● **INSTRUCTIONS TO FOLLOW**
Quote the entries in full, character for character, without their images.
** Start MATERIAL **
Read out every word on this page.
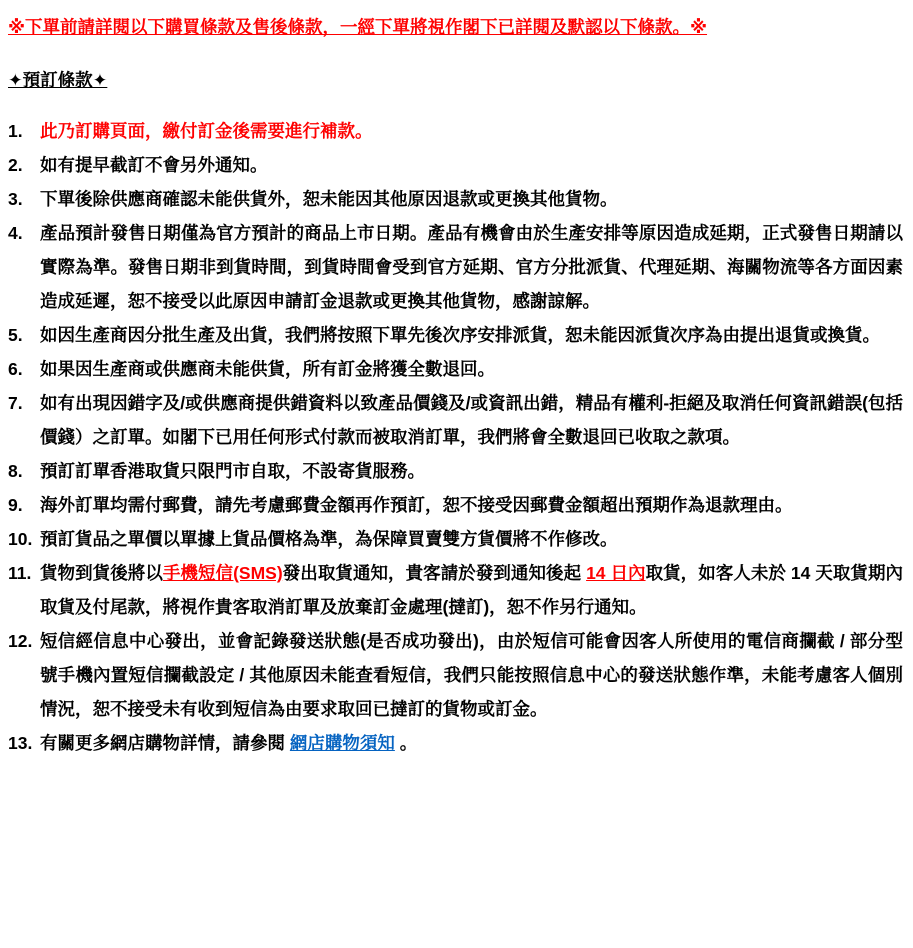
※下單前請詳閱以下購買條款及售後條款，一經下單將視作閣下已詳閱及默認以下條款。※
✦預訂條款✦
1. 此乃訂購頁面，繳付訂金後需要進行補款。
2. 如有提早截訂不會另外通知。
3. 下單後除供應商確認未能供貨外，恕未能因其他原因退款或更換其他貨物。
4. 產品預計發售日期僅為官方預計的商品上市日期。產品有機會由於生產安排等原因造成延期，正式發售日期請以實際為準。發售日期非到貨時間，到貨時間會受到官方延期、官方分批派貨、代理延期、海關物流等各方面因素造成延遲，恕不接受以此原因申請訂金退款或更換其他貨物，感謝諒解。
5. 如因生產商因分批生產及出貨，我們將按照下單先後次序安排派貨，恕未能因派貨次序為由提出退貨或換貨。
6. 如果因生產商或供應商未能供貨，所有訂金將獲全數退回。
7. 如有出現因錯字及/或供應商提供錯資料以致產品價錢及/或資訊出錯，精品有權利-拒絕及取消任何資訊錯誤(包括價錢）之訂單。如閣下已用任何形式付款而被取消訂單，我們將會全數退回已收取之款項。
8. 預訂訂單香港取貨只限門市自取，不設寄貨服務。
9. 海外訂單均需付郵費，請先考慮郵費金額再作預訂，恕不接受因郵費金額超出預期作為退款理由。
10. 預訂貨品之單價以單據上貨品價格為準，為保障買賣雙方貨價將不作修改。
11. 貨物到貨後將以手機短信(SMS)發出取貨通知，貴客請於發到通知後起 14 日內取貨，如客人未於 14 天取貨期內取貨及付尾款，將視作貴客取消訂單及放棄訂金處理(撻訂)，恕不作另行通知。
12. 短信經信息中心發出，並會記錄發送狀態(是否成功發出)，由於短信可能會因客人所使用的電信商攔截 / 部分型號手機內置短信攔截設定 / 其他原因未能查看短信，我們只能按照信息中心的發送狀態作準，未能考慮客人個別情況，恕不接受未有收到短信為由要求取回已撻訂的貨物或訂金。
13. 有關更多網店購物詳情，請參閱 網店購物須知 。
** End MATERIAL **
● **THE OUTPUT**
Read out every word on this page.
※下單前請詳閱以下購買條款及售後條款，一經下單將視作閣下已詳閱及默認以下條款。※
✦預訂條款✦
1. 此乃訂購頁面，繳付訂金後需要進行補款。
2. 如有提早截訂不會另外通知。
3. 下單後除供應商確認未能供貨外，恕未能因其他原因退款或更換其他貨物。
4. 產品預計發售日期僅為官方預計的商品上市日期。產品有機會由於生產安排等原因造成延期，正式發售日期請以實際為準。發售日期非到貨時間，到貨時間會受到官方延期、官方分批派貨、代理延期、海關物流等各方面因素造成延遲，恕不接受以此原因申請訂金退款或更換其他貨物，感謝諒解。
5. 如因生產商因分批生產及出貨，我們將按照下單先後次序安排派貨，恕未能因派貨次序為由提出退貨或換貨。
6. 如果因生產商或供應商未能供貨，所有訂金將獲全數退回。
7. 如有出現因錯字及/或供應商提供錯資料以致產品價錢及/或資訊出錯，精品有權利-拒絕及取消任何資訊錯誤(包括價錢）之訂單。如閣下已用任何形式付款而被取消訂單，我們將會全數退回已收取之款項。
8. 預訂訂單香港取貨只限門市自取，不設寄貨服務。
9. 海外訂單均需付郵費，請先考慮郵費金額再作預訂，恕不接受因郵費金額超出預期作為退款理由。
10. 預訂貨品之單價以單據上貨品價格為準，為保障買賣雙方貨價將不作修改。
11. 貨物到貨後將以手機短信(SMS)發出取貨通知，貴客請於發到通知後起 14 日內取貨，如客人未於 14 天取貨期內取貨及付尾款，將視作貴客取消訂單及放棄訂金處理(撻訂)，恕不作另行通知。
12. 短信經信息中心發出，並會記錄發送狀態(是否成功發出)，由於短信可能會因客人所使用的電信商攔截 / 部分型號手機內置短信攔截設定 / 其他原因未能查看短信，我們只能按照信息中心的發送狀態作準，未能考慮客人個別情況，恕不接受未有收到短信為由要求取回已撻訂的貨物或訂金。
13. 有關更多網店購物詳情，請參閱 網店購物須知 。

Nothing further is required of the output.